Boxed element entries:

** BEGIN **

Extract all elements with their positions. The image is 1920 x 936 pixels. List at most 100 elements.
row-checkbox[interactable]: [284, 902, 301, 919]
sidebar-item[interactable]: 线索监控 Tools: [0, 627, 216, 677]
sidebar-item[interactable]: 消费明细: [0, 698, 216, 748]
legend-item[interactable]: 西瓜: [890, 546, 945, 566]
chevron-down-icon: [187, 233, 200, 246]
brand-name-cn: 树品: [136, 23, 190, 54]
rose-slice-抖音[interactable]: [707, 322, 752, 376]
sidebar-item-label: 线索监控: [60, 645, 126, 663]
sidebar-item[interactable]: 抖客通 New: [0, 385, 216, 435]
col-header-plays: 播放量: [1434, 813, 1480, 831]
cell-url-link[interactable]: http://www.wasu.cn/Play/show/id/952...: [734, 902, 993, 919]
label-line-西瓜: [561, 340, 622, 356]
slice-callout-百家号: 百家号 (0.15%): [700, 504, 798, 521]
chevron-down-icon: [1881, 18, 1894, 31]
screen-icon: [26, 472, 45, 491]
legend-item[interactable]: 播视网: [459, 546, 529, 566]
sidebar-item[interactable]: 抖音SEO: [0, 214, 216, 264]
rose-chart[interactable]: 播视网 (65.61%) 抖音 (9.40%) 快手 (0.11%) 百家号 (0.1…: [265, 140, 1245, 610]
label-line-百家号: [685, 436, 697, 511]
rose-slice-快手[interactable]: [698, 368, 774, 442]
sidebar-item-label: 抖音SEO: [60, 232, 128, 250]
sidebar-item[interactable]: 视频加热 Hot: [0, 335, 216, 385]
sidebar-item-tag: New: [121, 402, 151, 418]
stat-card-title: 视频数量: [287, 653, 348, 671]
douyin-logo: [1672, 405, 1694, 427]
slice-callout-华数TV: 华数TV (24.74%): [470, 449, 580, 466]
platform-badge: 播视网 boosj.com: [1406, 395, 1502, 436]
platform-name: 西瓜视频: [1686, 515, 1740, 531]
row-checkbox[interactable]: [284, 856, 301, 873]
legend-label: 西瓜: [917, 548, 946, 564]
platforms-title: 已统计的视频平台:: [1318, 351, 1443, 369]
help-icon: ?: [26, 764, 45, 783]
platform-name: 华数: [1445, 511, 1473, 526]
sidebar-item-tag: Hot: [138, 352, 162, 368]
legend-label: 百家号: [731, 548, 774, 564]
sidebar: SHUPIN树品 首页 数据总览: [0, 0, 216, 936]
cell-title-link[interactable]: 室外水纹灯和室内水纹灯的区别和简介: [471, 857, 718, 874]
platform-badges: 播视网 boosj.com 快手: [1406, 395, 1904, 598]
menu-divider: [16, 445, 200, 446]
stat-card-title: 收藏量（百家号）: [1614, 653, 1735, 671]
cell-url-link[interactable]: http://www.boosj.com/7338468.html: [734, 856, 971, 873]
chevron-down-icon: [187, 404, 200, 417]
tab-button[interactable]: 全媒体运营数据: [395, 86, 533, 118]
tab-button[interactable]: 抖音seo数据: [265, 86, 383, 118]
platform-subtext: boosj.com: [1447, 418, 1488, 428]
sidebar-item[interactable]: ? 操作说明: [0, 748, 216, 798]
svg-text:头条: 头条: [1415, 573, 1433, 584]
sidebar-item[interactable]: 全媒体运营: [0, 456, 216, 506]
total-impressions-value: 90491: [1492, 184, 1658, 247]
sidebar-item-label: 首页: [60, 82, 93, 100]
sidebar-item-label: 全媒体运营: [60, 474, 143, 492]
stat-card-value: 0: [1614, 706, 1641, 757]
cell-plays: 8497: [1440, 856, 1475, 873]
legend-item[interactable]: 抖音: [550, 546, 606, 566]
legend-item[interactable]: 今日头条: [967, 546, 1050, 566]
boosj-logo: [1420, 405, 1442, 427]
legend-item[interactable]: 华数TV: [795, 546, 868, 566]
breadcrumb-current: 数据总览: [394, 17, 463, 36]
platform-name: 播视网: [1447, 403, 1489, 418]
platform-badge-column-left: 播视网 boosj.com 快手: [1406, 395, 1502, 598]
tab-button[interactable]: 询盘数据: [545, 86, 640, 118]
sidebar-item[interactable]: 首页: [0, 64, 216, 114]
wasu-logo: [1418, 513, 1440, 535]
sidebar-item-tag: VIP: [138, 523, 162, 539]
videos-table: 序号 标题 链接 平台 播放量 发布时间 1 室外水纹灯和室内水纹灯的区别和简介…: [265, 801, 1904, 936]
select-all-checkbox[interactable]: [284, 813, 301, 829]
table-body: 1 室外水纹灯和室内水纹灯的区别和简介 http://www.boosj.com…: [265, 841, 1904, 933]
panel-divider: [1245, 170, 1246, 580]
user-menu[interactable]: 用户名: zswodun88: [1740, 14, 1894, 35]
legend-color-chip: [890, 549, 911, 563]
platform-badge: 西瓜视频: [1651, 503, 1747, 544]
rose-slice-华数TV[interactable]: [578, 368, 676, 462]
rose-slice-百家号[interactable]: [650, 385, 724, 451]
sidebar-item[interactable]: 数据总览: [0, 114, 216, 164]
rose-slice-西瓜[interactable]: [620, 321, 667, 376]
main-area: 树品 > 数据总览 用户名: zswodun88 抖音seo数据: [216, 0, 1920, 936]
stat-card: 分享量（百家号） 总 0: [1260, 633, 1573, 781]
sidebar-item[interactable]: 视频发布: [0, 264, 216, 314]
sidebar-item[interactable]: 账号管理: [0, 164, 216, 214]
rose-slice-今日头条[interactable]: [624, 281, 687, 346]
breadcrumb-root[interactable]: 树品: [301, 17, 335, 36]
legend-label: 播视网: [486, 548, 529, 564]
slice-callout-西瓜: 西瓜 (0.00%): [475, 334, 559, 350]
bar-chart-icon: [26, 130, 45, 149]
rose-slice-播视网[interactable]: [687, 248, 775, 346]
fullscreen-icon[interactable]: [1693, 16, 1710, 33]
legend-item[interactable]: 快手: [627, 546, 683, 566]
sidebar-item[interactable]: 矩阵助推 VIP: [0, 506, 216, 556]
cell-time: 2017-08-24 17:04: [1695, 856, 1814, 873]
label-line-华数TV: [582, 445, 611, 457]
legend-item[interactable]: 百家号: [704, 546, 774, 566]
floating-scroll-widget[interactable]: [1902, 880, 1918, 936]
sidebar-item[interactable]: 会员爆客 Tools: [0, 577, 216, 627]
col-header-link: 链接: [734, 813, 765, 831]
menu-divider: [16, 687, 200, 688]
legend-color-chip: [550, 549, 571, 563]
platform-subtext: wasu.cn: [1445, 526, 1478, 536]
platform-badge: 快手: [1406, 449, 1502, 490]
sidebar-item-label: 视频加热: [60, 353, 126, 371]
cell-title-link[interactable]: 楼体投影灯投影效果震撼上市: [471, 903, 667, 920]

** END **

--- Stated goal ---
Can you reproduce verbatim the items from the very first line through the line containing "brand-name-cn: 树品: [136, 23, 190, 54]", with both of those lines included?

--- Response to the exercise ---
Extract all elements with their positions. The image is 1920 x 936 pixels. List at most 100 elements.
row-checkbox[interactable]: [284, 902, 301, 919]
sidebar-item[interactable]: 线索监控 Tools: [0, 627, 216, 677]
sidebar-item[interactable]: 消费明细: [0, 698, 216, 748]
legend-item[interactable]: 西瓜: [890, 546, 945, 566]
chevron-down-icon: [187, 233, 200, 246]
brand-name-cn: 树品: [136, 23, 190, 54]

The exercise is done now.